### Provided records

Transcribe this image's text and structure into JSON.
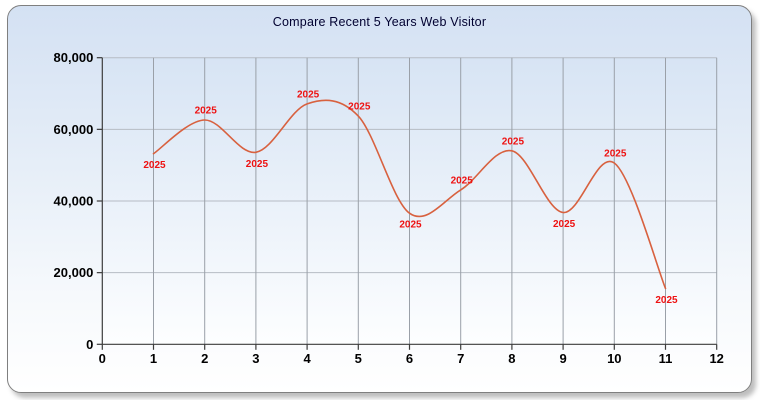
{
  "chart_data": {
    "type": "line",
    "title": "Compare Recent 5 Years Web Visitor",
    "point_label": "2025",
    "series": [
      {
        "name": "2025",
        "x": [
          1,
          2,
          3,
          4,
          5,
          6,
          7,
          8,
          9,
          10,
          11
        ],
        "values": [
          53200,
          62600,
          53600,
          67100,
          63700,
          36600,
          43100,
          54000,
          36800,
          50600,
          15600
        ],
        "label_positions": [
          "below",
          "above",
          "below",
          "above",
          "above",
          "below",
          "above",
          "above",
          "below",
          "above",
          "below"
        ]
      }
    ],
    "xlim": [
      0,
      12
    ],
    "ylim": [
      0,
      80000
    ],
    "x_tick_values": [
      0,
      1,
      2,
      3,
      4,
      5,
      6,
      7,
      8,
      9,
      10,
      11,
      12
    ],
    "x_tick_labels": [
      "0",
      "1",
      "2",
      "3",
      "4",
      "5",
      "6",
      "7",
      "8",
      "9",
      "10",
      "11",
      "12"
    ],
    "y_tick_values": [
      0,
      20000,
      40000,
      60000,
      80000
    ],
    "y_tick_labels": [
      "0",
      "20,000",
      "40,000",
      "60,000",
      "80,000"
    ],
    "grid": true,
    "legend_position": "none",
    "curve_style": "spline"
  },
  "colors": {
    "line": "#d8613f",
    "point_label": "#ee1111",
    "title": "#000030",
    "axis": "#3c3c3c",
    "grid_vertical": "#9aa0a8",
    "grid_horizontal": "#b6bcc4",
    "tick_label": "#000000",
    "panel_border": "#7f7f7f",
    "panel_gradient_top": "#d4e1f3",
    "panel_gradient_bottom": "#ffffff",
    "plot_gradient_top": "#d7e4f4",
    "plot_gradient_bottom": "#fdfeff"
  }
}
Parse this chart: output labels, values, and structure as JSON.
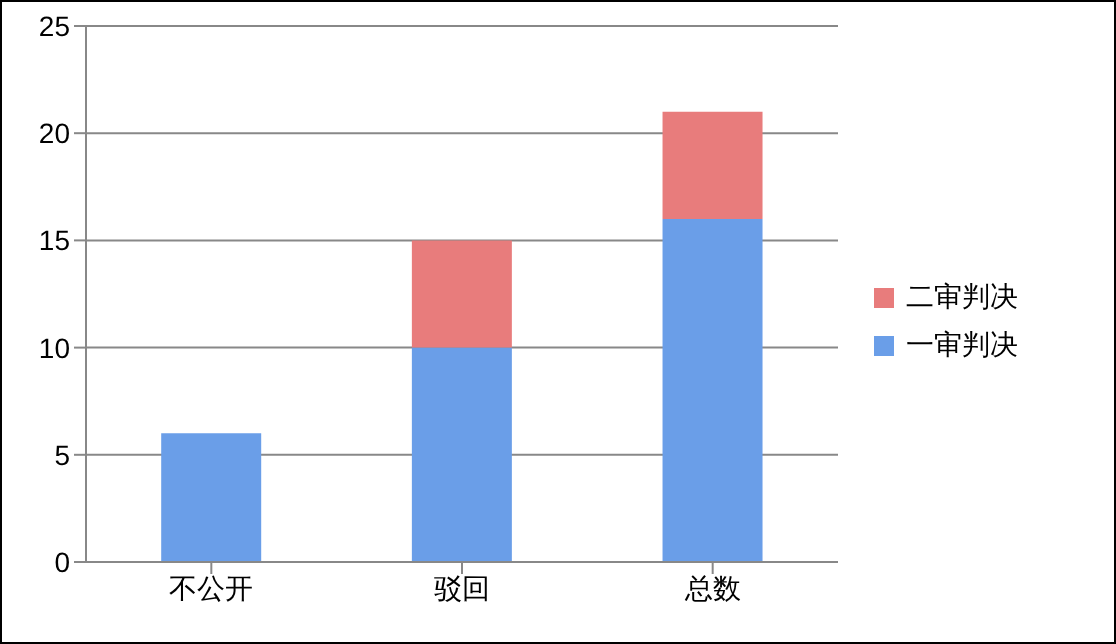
{
  "chart_data": {
    "type": "bar",
    "categories": [
      "不公开",
      "驳回",
      "总数"
    ],
    "stacked": true,
    "series": [
      {
        "name": "一审判决",
        "color": "#6a9ee8",
        "values": [
          6,
          10,
          16
        ]
      },
      {
        "name": "二审判决",
        "color": "#e87c7c",
        "values": [
          0,
          5,
          5
        ]
      }
    ],
    "ylim": [
      0,
      25
    ],
    "yticks": [
      0,
      5,
      10,
      15,
      20,
      25
    ],
    "grid": "y",
    "legend": "right"
  }
}
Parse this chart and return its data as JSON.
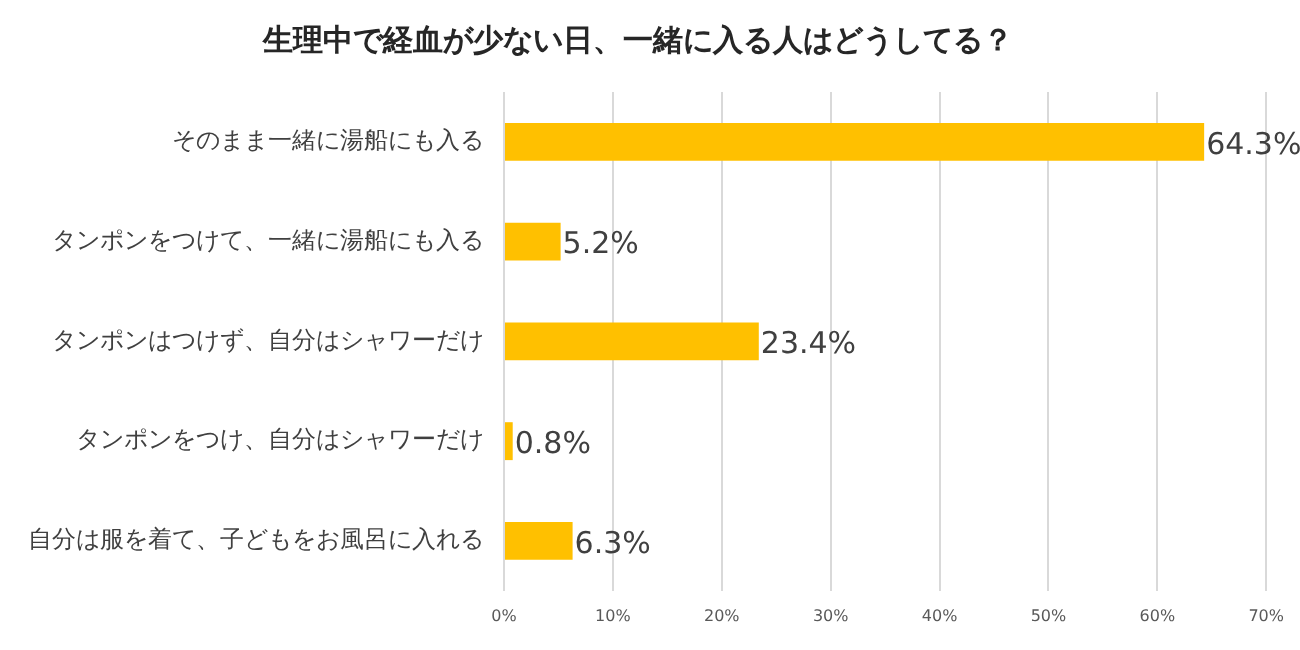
{
  "chart_data": {
    "type": "bar",
    "orientation": "horizontal",
    "title": "生理中で経血が少ない日、一緒に入る人はどうしてる？",
    "categories": [
      "そのまま一緒に湯船にも入る",
      "タンポンをつけて、一緒に湯船にも入る",
      "タンポンはつけず、自分はシャワーだけ",
      "タンポンをつけ、自分はシャワーだけ",
      "自分は服を着て、子どもをお風呂に入れる"
    ],
    "values": [
      64.3,
      5.2,
      23.4,
      0.8,
      6.3
    ],
    "value_labels": [
      "64.3%",
      "5.2%",
      "23.4%",
      "0.8%",
      "6.3%"
    ],
    "color": "#ffc000",
    "xlim": [
      0,
      70
    ],
    "xticks": [
      {
        "value": 0,
        "label": "0%"
      },
      {
        "value": 10,
        "label": "10%"
      },
      {
        "value": 20,
        "label": "20%"
      },
      {
        "value": 30,
        "label": "30%"
      },
      {
        "value": 40,
        "label": "40%"
      },
      {
        "value": 50,
        "label": "50%"
      },
      {
        "value": 60,
        "label": "60%"
      },
      {
        "value": 70,
        "label": "70%"
      }
    ],
    "grid": "x"
  }
}
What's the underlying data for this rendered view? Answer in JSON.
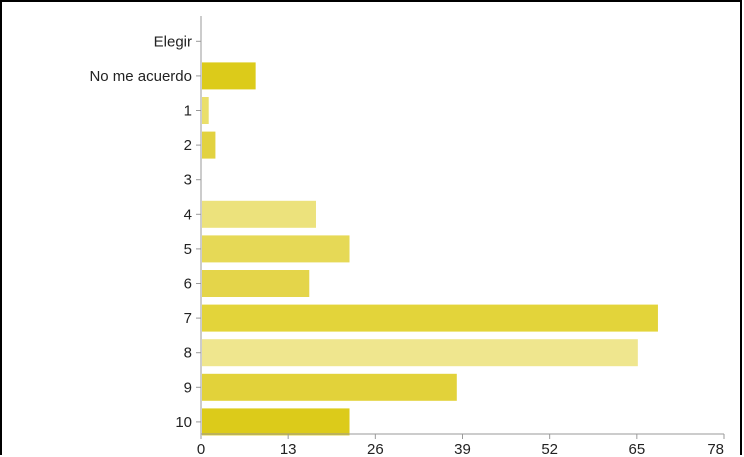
{
  "chart_data": {
    "type": "bar",
    "orientation": "horizontal",
    "categories": [
      "Elegir",
      "No me acuerdo",
      "1",
      "2",
      "3",
      "4",
      "5",
      "6",
      "7",
      "8",
      "9",
      "10"
    ],
    "values": [
      0,
      8,
      1,
      2,
      0,
      17,
      22,
      16,
      68,
      65,
      38,
      22
    ],
    "xlim": [
      0,
      78
    ],
    "xticks": [
      "0",
      "13",
      "26",
      "39",
      "52",
      "65",
      "78"
    ],
    "colors": [
      "#dccb1a",
      "#dccb1a",
      "#eadf6a",
      "#e2d240",
      "#dccb1a",
      "#ece27c",
      "#e6d956",
      "#e4d54a",
      "#e3d43a",
      "#efe68e",
      "#e2d23a",
      "#dccb1a"
    ],
    "title": "",
    "xlabel": "",
    "ylabel": "",
    "grid": false
  }
}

### Stated problem
Set each line of the records down exactly, leaving every picture out.

### Solution to this exercise
Transcribe this image's text and structure into JSON.
{
  "chart_data": {
    "type": "line",
    "title": "Compare Recent 5 Years Web Visitor",
    "point_label": "2025",
    "series": [
      {
        "name": "2025",
        "x": [
          1,
          2,
          3,
          4,
          5,
          6,
          7,
          8,
          9,
          10,
          11
        ],
        "values": [
          53200,
          62600,
          53600,
          67100,
          63700,
          36600,
          43100,
          54000,
          36800,
          50600,
          15600
        ],
        "label_positions": [
          "below",
          "above",
          "below",
          "above",
          "above",
          "below",
          "above",
          "above",
          "below",
          "above",
          "below"
        ]
      }
    ],
    "xlim": [
      0,
      12
    ],
    "ylim": [
      0,
      80000
    ],
    "x_tick_values": [
      0,
      1,
      2,
      3,
      4,
      5,
      6,
      7,
      8,
      9,
      10,
      11,
      12
    ],
    "x_tick_labels": [
      "0",
      "1",
      "2",
      "3",
      "4",
      "5",
      "6",
      "7",
      "8",
      "9",
      "10",
      "11",
      "12"
    ],
    "y_tick_values": [
      0,
      20000,
      40000,
      60000,
      80000
    ],
    "y_tick_labels": [
      "0",
      "20,000",
      "40,000",
      "60,000",
      "80,000"
    ],
    "grid": true,
    "legend_position": "none",
    "curve_style": "spline"
  },
  "colors": {
    "line": "#d8613f",
    "point_label": "#ee1111",
    "title": "#000030",
    "axis": "#3c3c3c",
    "grid_vertical": "#9aa0a8",
    "grid_horizontal": "#b6bcc4",
    "tick_label": "#000000",
    "panel_border": "#7f7f7f",
    "panel_gradient_top": "#d4e1f3",
    "panel_gradient_bottom": "#ffffff",
    "plot_gradient_top": "#d7e4f4",
    "plot_gradient_bottom": "#fdfeff"
  }
}
Parse this chart: output labels, values, and structure as JSON.
{
  "chart_data": {
    "type": "bar",
    "categories": [
      "不公开",
      "驳回",
      "总数"
    ],
    "stacked": true,
    "series": [
      {
        "name": "一审判决",
        "color": "#6a9ee8",
        "values": [
          6,
          10,
          16
        ]
      },
      {
        "name": "二审判决",
        "color": "#e87c7c",
        "values": [
          0,
          5,
          5
        ]
      }
    ],
    "ylim": [
      0,
      25
    ],
    "yticks": [
      0,
      5,
      10,
      15,
      20,
      25
    ],
    "grid": "y",
    "legend": "right"
  }
}
Parse this chart and return its data as JSON.
{
  "chart_data": {
    "type": "bar",
    "orientation": "horizontal",
    "title": "生理中で経血が少ない日、一緒に入る人はどうしてる？",
    "categories": [
      "そのまま一緒に湯船にも入る",
      "タンポンをつけて、一緒に湯船にも入る",
      "タンポンはつけず、自分はシャワーだけ",
      "タンポンをつけ、自分はシャワーだけ",
      "自分は服を着て、子どもをお風呂に入れる"
    ],
    "values": [
      64.3,
      5.2,
      23.4,
      0.8,
      6.3
    ],
    "value_labels": [
      "64.3%",
      "5.2%",
      "23.4%",
      "0.8%",
      "6.3%"
    ],
    "color": "#ffc000",
    "xlim": [
      0,
      70
    ],
    "xticks": [
      {
        "value": 0,
        "label": "0%"
      },
      {
        "value": 10,
        "label": "10%"
      },
      {
        "value": 20,
        "label": "20%"
      },
      {
        "value": 30,
        "label": "30%"
      },
      {
        "value": 40,
        "label": "40%"
      },
      {
        "value": 50,
        "label": "50%"
      },
      {
        "value": 60,
        "label": "60%"
      },
      {
        "value": 70,
        "label": "70%"
      }
    ],
    "grid": "x"
  }
}
What's the underlying data for this rendered view? Answer in JSON.
{
  "chart_data": {
    "type": "bar",
    "orientation": "horizontal",
    "categories": [
      "Elegir",
      "No me acuerdo",
      "1",
      "2",
      "3",
      "4",
      "5",
      "6",
      "7",
      "8",
      "9",
      "10"
    ],
    "values": [
      0,
      8,
      1,
      2,
      0,
      17,
      22,
      16,
      68,
      65,
      38,
      22
    ],
    "xlim": [
      0,
      78
    ],
    "xticks": [
      "0",
      "13",
      "26",
      "39",
      "52",
      "65",
      "78"
    ],
    "colors": [
      "#dccb1a",
      "#dccb1a",
      "#eadf6a",
      "#e2d240",
      "#dccb1a",
      "#ece27c",
      "#e6d956",
      "#e4d54a",
      "#e3d43a",
      "#efe68e",
      "#e2d23a",
      "#dccb1a"
    ],
    "title": "",
    "xlabel": "",
    "ylabel": "",
    "grid": false
  }
}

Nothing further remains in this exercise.